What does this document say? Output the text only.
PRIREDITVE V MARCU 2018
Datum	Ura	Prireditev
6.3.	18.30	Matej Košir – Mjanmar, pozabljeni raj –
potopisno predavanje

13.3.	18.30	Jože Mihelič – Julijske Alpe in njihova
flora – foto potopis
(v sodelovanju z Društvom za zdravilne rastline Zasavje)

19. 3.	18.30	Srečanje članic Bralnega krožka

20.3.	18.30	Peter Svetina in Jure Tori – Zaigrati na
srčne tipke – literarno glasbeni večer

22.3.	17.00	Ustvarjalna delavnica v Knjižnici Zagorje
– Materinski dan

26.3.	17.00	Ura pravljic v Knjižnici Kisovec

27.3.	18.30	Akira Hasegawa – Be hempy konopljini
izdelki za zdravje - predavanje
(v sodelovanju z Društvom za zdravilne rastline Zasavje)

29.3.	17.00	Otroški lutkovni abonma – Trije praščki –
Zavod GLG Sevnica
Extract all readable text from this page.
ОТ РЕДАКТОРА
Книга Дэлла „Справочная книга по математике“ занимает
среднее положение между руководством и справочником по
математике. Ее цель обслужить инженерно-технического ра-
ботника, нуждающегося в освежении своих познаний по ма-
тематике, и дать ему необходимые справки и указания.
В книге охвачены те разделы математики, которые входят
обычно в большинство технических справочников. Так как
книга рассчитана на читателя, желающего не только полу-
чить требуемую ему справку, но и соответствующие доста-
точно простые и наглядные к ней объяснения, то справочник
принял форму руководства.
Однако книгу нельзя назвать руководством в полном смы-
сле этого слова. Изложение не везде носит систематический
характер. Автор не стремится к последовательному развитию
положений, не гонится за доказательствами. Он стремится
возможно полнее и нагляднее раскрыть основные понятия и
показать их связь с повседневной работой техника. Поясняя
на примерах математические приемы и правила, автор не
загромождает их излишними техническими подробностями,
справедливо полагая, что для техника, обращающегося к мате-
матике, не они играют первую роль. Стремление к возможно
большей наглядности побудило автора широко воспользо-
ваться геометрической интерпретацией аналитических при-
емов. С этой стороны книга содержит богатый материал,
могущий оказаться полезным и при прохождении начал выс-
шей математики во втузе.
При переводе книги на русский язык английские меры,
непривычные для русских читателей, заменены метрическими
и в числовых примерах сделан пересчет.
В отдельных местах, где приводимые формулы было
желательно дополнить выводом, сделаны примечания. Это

◇ ◇ ◇ ◇ ◇

● **What you are asked to do**:
Beginning at the line that holds "Extract all readable text from this page.", reproduce each line of the records above down to and including the last one.

● **Response to this task**:
Extract all readable text from this page.
ОТ РЕДАКТОРА
Книга Дэлла „Справочная книга по математике“ занимает
среднее положение между руководством и справочником по
математике. Ее цель обслужить инженерно-технического ра-
ботника, нуждающегося в освежении своих познаний по ма-
тематике, и дать ему необходимые справки и указания.
В книге охвачены те разделы математики, которые входят
обычно в большинство технических справочников. Так как
книга рассчитана на читателя, желающего не только полу-
чить требуемую ему справку, но и соответствующие доста-
точно простые и наглядные к ней объяснения, то справочник
принял форму руководства.
Однако книгу нельзя назвать руководством в полном смы-
сле этого слова. Изложение не везде носит систематический
характер. Автор не стремится к последовательному развитию
положений, не гонится за доказательствами. Он стремится
возможно полнее и нагляднее раскрыть основные понятия и
показать их связь с повседневной работой техника. Поясняя
на примерах математические приемы и правила, автор не
загромождает их излишними техническими подробностями,
справедливо полагая, что для техника, обращающегося к мате-
матике, не они играют первую роль. Стремление к возможно
большей наглядности побудило автора широко воспользо-
ваться геометрической интерпретацией аналитических при-
емов. С этой стороны книга содержит богатый материал,
могущий оказаться полезным и при прохождении начал выс-
шей математики во втузе.
При переводе книги на русский язык английские меры,
непривычные для русских читателей, заменены метрическими
и в числовых примерах сделан пересчет.
В отдельных местах, где приводимые формулы было
желательно дополнить выводом, сделаны примечания. Это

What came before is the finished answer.